**Task goal:**
Convert the entries, from their first line through the line containing "slices-group (181, 147, 1067, 1034)", both included, into a numbered list, omitting any blank lines.

**Records for the task:**
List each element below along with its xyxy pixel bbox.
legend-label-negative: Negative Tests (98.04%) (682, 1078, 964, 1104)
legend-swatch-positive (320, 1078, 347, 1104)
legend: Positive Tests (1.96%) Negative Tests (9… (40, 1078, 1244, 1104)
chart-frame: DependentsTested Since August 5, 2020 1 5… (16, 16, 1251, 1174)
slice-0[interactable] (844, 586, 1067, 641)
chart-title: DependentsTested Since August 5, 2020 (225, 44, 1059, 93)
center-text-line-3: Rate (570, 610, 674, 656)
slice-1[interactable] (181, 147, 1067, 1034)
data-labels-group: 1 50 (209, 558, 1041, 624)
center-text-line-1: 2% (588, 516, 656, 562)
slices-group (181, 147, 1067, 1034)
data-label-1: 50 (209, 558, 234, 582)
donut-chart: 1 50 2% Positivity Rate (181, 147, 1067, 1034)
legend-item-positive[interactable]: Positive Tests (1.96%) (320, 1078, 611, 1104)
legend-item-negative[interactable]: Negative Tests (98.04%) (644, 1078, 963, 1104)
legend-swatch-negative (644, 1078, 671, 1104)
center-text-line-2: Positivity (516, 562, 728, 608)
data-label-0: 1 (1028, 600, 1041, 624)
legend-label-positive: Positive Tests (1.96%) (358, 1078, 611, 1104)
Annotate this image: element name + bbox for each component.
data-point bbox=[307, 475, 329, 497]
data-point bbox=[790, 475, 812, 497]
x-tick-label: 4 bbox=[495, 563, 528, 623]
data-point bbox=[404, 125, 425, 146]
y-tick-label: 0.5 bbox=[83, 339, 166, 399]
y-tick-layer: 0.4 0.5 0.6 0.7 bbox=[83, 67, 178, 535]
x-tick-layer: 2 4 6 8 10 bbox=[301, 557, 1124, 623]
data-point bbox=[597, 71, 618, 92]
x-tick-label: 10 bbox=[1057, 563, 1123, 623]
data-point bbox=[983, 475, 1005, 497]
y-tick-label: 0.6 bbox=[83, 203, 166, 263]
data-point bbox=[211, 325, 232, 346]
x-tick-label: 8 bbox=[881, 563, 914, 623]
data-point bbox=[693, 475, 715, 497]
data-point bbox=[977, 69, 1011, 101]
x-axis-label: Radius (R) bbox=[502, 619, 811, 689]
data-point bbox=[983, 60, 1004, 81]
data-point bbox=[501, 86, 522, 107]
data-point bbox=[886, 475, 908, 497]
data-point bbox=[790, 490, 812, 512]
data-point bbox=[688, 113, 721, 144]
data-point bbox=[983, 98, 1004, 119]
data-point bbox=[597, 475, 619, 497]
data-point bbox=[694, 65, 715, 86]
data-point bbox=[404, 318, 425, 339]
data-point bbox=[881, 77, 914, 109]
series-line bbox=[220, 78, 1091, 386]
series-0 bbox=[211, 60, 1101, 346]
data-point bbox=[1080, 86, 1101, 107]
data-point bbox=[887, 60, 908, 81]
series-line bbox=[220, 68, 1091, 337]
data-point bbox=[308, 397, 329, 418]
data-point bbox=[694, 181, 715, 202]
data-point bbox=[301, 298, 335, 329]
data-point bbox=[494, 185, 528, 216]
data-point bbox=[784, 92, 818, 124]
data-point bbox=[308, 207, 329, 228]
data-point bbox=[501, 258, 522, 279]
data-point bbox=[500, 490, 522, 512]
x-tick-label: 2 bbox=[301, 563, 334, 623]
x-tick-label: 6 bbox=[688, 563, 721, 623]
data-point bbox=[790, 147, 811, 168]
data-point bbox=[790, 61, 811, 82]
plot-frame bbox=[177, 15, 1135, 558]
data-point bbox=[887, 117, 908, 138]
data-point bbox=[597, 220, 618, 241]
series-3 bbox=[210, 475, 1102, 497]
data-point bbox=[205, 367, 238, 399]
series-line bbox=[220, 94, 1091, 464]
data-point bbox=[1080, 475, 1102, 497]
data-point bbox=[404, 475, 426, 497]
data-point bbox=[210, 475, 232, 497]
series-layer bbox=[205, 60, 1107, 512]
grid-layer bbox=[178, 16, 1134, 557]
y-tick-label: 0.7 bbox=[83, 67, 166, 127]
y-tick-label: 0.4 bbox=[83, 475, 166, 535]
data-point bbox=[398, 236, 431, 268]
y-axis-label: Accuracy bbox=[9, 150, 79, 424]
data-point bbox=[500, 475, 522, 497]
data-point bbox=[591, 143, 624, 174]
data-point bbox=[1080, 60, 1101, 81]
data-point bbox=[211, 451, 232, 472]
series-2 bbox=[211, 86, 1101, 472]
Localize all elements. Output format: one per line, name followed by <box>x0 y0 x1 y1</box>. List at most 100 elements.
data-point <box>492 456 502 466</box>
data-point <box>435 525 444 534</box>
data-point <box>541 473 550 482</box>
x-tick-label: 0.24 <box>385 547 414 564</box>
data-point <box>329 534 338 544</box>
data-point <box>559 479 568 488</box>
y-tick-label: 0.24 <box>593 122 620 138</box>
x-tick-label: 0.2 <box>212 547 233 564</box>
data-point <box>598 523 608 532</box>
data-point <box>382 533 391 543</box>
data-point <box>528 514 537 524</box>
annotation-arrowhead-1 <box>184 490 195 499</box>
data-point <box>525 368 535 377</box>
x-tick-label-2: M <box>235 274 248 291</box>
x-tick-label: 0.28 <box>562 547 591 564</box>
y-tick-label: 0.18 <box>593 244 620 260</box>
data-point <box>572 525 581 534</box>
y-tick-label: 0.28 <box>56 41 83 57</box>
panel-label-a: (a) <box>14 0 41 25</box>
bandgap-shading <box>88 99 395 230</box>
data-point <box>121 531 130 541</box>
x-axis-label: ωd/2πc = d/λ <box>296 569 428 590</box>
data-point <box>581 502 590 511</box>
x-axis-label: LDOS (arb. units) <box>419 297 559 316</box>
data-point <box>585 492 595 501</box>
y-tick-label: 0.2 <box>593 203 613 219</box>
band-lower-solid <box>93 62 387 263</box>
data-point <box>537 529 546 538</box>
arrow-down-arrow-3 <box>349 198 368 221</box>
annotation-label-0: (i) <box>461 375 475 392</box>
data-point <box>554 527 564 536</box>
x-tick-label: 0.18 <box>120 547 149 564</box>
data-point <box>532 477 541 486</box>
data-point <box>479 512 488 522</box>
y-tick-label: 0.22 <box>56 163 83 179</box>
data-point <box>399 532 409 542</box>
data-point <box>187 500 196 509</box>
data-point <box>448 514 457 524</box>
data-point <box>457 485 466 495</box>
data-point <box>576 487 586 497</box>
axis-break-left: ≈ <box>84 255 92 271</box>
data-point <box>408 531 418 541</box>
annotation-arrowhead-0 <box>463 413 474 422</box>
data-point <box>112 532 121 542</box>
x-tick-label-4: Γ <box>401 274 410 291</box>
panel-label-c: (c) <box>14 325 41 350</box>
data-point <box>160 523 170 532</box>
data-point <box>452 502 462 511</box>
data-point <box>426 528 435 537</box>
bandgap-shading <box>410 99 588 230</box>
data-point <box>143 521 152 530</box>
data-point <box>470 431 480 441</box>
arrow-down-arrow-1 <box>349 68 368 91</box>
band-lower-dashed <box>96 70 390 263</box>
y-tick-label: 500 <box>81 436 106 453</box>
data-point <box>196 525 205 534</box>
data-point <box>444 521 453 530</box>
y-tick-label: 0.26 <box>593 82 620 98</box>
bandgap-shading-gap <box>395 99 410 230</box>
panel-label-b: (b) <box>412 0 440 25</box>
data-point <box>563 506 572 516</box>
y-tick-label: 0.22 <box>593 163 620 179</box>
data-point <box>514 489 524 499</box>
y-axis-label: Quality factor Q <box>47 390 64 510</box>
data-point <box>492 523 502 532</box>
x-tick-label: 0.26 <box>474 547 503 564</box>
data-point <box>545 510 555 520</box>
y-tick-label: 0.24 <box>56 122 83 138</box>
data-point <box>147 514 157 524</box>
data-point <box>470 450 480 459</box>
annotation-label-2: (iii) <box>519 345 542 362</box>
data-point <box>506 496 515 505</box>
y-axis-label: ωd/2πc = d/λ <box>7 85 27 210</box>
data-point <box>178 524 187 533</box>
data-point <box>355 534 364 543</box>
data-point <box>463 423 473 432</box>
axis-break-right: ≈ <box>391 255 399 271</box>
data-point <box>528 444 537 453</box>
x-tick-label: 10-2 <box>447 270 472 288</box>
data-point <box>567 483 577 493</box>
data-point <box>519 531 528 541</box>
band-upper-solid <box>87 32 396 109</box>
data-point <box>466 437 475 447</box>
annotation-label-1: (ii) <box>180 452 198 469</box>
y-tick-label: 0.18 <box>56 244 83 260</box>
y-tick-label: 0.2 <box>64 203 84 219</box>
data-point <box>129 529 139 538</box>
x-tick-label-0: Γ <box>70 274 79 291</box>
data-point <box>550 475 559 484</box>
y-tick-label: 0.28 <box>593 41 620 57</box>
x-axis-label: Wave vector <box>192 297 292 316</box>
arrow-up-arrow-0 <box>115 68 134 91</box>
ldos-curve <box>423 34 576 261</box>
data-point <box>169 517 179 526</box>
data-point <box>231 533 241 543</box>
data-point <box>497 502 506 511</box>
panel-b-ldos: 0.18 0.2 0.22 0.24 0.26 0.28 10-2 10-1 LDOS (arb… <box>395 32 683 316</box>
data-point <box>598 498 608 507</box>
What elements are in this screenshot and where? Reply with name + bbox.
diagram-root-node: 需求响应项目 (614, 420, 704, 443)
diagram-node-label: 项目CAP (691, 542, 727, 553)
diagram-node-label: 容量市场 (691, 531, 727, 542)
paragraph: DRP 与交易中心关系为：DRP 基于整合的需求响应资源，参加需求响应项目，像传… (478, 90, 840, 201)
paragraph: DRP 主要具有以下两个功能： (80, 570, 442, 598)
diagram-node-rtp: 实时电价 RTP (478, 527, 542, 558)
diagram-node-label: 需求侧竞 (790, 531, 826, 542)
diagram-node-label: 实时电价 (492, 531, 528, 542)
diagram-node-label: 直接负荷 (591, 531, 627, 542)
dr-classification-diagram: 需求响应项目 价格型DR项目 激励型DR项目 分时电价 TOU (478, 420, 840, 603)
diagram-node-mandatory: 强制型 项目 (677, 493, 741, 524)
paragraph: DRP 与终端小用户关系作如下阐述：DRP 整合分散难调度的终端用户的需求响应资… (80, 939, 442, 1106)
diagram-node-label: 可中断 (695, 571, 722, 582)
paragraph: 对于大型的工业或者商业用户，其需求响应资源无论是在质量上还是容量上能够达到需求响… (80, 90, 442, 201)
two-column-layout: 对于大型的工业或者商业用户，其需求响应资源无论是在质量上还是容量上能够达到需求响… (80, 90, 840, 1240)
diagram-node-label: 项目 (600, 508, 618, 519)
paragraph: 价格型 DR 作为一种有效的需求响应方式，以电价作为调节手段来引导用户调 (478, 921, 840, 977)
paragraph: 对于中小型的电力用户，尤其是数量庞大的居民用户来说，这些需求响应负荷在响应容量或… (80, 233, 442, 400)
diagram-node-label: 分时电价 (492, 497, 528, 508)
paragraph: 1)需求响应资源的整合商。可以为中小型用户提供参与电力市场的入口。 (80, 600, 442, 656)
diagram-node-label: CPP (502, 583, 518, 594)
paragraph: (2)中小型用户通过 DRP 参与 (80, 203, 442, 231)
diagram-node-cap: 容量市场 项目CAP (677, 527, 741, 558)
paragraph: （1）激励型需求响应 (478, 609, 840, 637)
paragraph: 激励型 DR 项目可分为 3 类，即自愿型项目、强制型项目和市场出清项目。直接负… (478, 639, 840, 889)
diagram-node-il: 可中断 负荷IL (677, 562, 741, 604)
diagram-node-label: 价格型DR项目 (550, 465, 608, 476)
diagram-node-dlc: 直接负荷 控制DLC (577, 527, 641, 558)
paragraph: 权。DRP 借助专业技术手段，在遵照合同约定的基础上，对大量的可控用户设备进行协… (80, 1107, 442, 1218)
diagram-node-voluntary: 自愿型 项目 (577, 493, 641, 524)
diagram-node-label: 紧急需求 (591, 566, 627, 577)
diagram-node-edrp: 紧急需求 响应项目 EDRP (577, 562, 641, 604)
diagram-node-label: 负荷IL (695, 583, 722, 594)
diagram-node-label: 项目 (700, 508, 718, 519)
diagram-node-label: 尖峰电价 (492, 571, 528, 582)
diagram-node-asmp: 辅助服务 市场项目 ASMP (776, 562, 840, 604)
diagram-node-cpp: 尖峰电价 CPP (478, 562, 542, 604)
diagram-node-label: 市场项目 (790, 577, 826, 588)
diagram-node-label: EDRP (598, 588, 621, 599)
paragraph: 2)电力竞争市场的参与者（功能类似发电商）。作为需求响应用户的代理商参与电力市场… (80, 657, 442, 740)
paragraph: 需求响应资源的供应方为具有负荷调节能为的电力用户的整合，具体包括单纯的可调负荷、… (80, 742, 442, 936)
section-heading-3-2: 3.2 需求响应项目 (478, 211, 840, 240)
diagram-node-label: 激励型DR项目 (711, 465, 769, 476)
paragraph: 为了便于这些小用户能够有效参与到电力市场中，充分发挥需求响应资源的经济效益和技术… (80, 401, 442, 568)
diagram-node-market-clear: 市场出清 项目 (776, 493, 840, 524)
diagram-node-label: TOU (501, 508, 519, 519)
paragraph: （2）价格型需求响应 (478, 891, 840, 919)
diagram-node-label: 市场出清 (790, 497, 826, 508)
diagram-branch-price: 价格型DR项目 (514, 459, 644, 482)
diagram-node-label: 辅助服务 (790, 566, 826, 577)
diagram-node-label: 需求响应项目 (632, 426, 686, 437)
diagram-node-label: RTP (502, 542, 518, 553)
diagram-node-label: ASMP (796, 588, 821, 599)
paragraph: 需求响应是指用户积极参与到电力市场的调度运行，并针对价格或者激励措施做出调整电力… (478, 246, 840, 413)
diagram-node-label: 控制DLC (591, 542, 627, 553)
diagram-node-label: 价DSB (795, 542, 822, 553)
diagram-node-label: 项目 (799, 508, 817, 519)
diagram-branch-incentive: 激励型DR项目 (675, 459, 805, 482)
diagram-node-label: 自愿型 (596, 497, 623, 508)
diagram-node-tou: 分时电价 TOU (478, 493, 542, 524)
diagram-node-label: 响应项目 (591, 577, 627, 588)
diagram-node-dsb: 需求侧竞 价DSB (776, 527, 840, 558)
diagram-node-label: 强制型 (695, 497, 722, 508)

**Answer:**
1. List each element below along with its xyxy pixel bbox.
2. legend-label-negative: Negative Tests (98.04%) (682, 1078, 964, 1104)
3. legend-swatch-positive (320, 1078, 347, 1104)
4. legend: Positive Tests (1.96%) Negative Tests (9… (40, 1078, 1244, 1104)
5. chart-frame: DependentsTested Since August 5, 2020 1 5… (16, 16, 1251, 1174)
6. slice-0[interactable] (844, 586, 1067, 641)
7. chart-title: DependentsTested Since August 5, 2020 (225, 44, 1059, 93)
8. center-text-line-3: Rate (570, 610, 674, 656)
9. slice-1[interactable] (181, 147, 1067, 1034)
10. data-labels-group: 1 50 (209, 558, 1041, 624)
11. center-text-line-1: 2% (588, 516, 656, 562)
12. slices-group (181, 147, 1067, 1034)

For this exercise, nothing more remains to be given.